_Input material_
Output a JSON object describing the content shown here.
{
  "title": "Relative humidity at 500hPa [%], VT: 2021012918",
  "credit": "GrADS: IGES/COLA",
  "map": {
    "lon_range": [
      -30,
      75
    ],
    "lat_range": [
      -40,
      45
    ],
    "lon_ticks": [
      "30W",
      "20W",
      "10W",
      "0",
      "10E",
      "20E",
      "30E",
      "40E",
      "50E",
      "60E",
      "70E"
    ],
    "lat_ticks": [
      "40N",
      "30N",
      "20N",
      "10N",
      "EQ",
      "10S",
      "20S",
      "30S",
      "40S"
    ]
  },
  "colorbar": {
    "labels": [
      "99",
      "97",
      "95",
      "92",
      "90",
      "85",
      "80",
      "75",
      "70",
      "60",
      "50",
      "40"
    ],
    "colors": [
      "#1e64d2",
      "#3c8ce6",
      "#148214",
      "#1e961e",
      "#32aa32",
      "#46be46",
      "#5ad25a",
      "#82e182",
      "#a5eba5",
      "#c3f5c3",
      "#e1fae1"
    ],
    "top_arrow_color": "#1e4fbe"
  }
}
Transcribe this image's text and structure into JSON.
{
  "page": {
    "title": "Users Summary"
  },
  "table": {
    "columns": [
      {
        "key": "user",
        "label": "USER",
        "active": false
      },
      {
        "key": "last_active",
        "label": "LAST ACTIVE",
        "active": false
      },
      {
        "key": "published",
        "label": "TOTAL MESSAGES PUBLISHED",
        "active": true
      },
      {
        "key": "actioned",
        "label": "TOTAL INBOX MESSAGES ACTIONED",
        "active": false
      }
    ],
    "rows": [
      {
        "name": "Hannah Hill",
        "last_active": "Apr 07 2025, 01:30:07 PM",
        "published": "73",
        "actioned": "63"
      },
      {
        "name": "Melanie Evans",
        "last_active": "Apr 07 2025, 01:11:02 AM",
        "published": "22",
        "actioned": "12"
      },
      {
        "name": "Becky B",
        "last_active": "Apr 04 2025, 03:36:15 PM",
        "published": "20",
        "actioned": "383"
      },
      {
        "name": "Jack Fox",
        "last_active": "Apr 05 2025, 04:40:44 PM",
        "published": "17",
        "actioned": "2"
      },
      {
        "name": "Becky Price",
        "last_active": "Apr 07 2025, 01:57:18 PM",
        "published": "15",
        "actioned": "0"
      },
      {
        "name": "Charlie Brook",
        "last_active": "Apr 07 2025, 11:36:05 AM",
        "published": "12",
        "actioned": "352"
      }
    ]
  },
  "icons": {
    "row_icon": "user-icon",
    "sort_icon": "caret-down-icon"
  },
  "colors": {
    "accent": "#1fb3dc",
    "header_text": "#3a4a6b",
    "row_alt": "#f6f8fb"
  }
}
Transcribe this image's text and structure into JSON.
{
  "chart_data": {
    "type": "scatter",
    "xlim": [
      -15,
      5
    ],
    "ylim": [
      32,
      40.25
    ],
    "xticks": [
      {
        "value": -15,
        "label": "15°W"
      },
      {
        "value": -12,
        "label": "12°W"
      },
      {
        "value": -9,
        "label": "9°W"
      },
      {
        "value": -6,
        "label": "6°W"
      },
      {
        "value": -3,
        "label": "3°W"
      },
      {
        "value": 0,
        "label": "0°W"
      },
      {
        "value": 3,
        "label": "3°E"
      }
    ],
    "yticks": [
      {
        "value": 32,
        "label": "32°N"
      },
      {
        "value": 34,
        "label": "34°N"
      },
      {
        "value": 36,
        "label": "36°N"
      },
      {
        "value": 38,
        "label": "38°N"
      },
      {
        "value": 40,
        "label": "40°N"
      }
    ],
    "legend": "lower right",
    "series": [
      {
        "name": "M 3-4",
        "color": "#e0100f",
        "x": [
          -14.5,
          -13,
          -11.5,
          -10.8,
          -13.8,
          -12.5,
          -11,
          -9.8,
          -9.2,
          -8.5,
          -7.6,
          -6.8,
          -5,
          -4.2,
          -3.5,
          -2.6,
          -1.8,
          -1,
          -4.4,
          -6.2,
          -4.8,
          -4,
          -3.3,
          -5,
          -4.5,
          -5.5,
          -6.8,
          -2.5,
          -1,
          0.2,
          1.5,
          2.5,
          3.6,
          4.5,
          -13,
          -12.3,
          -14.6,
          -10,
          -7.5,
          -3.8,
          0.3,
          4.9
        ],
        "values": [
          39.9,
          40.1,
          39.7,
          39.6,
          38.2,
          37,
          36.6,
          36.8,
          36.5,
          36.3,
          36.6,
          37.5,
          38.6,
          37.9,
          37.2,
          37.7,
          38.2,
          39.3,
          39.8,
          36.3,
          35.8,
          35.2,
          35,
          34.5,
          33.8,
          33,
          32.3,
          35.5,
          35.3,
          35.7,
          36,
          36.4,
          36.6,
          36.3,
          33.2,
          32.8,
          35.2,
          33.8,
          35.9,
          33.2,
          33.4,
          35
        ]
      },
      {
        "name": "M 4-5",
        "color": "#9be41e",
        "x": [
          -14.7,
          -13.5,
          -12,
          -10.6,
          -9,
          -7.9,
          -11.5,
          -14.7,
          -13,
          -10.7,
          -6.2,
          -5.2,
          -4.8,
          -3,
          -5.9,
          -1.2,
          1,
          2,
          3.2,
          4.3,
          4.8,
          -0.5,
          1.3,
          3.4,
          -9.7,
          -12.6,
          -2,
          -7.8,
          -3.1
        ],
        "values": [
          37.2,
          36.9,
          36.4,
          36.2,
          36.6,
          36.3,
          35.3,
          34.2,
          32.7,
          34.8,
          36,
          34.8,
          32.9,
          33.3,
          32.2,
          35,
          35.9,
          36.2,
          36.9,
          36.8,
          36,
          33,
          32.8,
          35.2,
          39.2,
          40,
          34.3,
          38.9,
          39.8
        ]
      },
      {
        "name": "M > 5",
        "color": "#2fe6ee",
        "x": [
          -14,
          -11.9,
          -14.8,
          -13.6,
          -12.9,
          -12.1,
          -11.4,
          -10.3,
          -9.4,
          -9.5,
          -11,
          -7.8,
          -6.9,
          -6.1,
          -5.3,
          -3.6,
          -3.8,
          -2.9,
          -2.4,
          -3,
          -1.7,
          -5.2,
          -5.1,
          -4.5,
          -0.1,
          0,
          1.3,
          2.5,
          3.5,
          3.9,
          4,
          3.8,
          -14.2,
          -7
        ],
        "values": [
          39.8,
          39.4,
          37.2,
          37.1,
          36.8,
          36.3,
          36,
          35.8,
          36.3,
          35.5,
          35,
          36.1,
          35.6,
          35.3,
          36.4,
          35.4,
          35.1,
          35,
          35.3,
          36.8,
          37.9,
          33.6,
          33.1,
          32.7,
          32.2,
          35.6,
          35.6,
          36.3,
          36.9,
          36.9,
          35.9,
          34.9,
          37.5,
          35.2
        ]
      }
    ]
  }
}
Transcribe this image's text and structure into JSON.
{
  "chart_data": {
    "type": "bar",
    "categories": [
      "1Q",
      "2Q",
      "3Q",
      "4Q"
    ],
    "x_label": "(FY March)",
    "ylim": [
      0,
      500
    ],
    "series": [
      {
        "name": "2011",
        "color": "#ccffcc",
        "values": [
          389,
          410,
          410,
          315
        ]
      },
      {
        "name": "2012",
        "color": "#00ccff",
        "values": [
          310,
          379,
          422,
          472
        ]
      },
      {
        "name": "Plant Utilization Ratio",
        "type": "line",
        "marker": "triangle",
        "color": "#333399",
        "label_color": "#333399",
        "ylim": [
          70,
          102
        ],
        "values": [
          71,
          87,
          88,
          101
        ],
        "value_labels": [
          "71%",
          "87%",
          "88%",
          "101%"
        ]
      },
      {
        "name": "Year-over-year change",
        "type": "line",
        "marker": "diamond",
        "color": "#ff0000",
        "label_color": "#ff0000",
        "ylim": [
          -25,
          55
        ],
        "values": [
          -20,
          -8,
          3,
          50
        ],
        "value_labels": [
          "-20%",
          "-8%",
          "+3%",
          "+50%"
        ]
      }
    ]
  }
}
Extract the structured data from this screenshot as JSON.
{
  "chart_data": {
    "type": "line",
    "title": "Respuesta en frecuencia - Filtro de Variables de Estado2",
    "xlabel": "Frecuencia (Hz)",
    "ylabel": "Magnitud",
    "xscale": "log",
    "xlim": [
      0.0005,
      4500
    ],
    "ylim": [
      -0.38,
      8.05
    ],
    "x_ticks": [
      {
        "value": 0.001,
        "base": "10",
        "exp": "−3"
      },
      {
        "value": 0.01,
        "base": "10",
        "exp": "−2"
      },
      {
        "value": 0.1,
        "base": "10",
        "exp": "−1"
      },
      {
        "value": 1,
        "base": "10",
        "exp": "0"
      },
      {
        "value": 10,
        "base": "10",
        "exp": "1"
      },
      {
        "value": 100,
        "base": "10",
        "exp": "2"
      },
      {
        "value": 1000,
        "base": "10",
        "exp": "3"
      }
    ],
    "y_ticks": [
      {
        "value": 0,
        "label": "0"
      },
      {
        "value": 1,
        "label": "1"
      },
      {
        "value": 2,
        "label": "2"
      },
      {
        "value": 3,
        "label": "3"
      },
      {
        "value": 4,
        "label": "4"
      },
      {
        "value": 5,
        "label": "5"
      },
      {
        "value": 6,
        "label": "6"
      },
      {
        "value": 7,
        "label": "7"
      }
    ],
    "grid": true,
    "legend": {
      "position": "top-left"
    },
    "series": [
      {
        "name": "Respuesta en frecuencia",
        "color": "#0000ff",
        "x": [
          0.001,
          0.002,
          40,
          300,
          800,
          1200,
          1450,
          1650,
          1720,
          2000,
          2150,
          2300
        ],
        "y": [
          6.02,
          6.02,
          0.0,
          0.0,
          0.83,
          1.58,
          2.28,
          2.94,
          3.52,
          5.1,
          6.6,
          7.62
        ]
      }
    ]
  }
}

_Written task_
Go over the data above and copy every line that has the word "Respuesta" in it.

_Complete response_
    "title": "Respuesta en frecuencia - Filtro de Variables de Estado2",
        "name": "Respuesta en frecuencia",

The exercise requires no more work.